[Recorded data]

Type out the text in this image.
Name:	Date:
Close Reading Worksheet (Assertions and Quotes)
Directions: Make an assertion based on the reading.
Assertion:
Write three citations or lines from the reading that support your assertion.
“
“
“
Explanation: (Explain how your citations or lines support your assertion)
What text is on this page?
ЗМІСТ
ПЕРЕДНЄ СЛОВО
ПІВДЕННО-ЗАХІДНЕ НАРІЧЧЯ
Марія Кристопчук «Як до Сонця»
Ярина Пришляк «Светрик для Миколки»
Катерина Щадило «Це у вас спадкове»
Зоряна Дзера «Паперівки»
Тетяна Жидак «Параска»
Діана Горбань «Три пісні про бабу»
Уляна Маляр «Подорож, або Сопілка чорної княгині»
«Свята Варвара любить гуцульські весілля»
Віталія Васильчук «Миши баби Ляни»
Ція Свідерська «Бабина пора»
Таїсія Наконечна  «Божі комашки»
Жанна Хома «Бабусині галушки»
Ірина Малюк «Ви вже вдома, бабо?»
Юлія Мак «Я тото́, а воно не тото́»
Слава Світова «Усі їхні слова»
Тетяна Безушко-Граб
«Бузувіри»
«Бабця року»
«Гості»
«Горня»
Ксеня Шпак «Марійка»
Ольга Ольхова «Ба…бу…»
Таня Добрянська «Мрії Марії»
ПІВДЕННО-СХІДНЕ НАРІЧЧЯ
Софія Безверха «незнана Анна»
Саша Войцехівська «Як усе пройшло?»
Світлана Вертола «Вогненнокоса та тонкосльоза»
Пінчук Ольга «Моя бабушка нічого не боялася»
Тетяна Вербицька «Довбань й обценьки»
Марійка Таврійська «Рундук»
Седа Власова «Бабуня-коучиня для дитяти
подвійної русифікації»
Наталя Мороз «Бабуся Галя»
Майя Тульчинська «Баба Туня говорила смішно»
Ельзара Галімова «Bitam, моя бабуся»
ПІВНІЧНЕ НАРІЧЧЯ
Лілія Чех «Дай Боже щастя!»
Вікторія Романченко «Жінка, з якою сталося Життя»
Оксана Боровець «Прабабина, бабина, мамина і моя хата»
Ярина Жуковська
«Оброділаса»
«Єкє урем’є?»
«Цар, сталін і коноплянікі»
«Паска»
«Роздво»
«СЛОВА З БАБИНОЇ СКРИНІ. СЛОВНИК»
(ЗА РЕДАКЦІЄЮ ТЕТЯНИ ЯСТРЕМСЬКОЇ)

> _Work to complete_: Extract the complete listing above, reproducing each line exactly.

> _Correct answer_:
Type out the text in this image.
Name:	Date:
Close Reading Worksheet (Assertions and Quotes)
Directions: Make an assertion based on the reading.
Assertion:
Write three citations or lines from the reading that support your assertion.
“
“
“
Explanation: (Explain how your citations or lines support your assertion)
What text is on this page?
ЗМІСТ
ПЕРЕДНЄ СЛОВО
ПІВДЕННО-ЗАХІДНЕ НАРІЧЧЯ
Марія Кристопчук «Як до Сонця»
Ярина Пришляк «Светрик для Миколки»
Катерина Щадило «Це у вас спадкове»
Зоряна Дзера «Паперівки»
Тетяна Жидак «Параска»
Діана Горбань «Три пісні про бабу»
Уляна Маляр «Подорож, або Сопілка чорної княгині»
«Свята Варвара любить гуцульські весілля»
Віталія Васильчук «Миши баби Ляни»
Ція Свідерська «Бабина пора»
Таїсія Наконечна  «Божі комашки»
Жанна Хома «Бабусині галушки»
Ірина Малюк «Ви вже вдома, бабо?»
Юлія Мак «Я тото́, а воно не тото́»
Слава Світова «Усі їхні слова»
Тетяна Безушко-Граб
«Бузувіри»
«Бабця року»
«Гості»
«Горня»
Ксеня Шпак «Марійка»
Ольга Ольхова «Ба…бу…»
Таня Добрянська «Мрії Марії»
ПІВДЕННО-СХІДНЕ НАРІЧЧЯ
Софія Безверха «незнана Анна»
Саша Войцехівська «Як усе пройшло?»
Світлана Вертола «Вогненнокоса та тонкосльоза»
Пінчук Ольга «Моя бабушка нічого не боялася»
Тетяна Вербицька «Довбань й обценьки»
Марійка Таврійська «Рундук»
Седа Власова «Бабуня-коучиня для дитяти
подвійної русифікації»
Наталя Мороз «Бабуся Галя»
Майя Тульчинська «Баба Туня говорила смішно»
Ельзара Галімова «Bitam, моя бабуся»
ПІВНІЧНЕ НАРІЧЧЯ
Лілія Чех «Дай Боже щастя!»
Вікторія Романченко «Жінка, з якою сталося Життя»
Оксана Боровець «Прабабина, бабина, мамина і моя хата»
Ярина Жуковська
«Оброділаса»
«Єкє урем’є?»
«Цар, сталін і коноплянікі»
«Паска»
«Роздво»
«СЛОВА З БАБИНОЇ СКРИНІ. СЛОВНИК»
(ЗА РЕДАКЦІЄЮ ТЕТЯНИ ЯСТРЕМСЬКОЇ)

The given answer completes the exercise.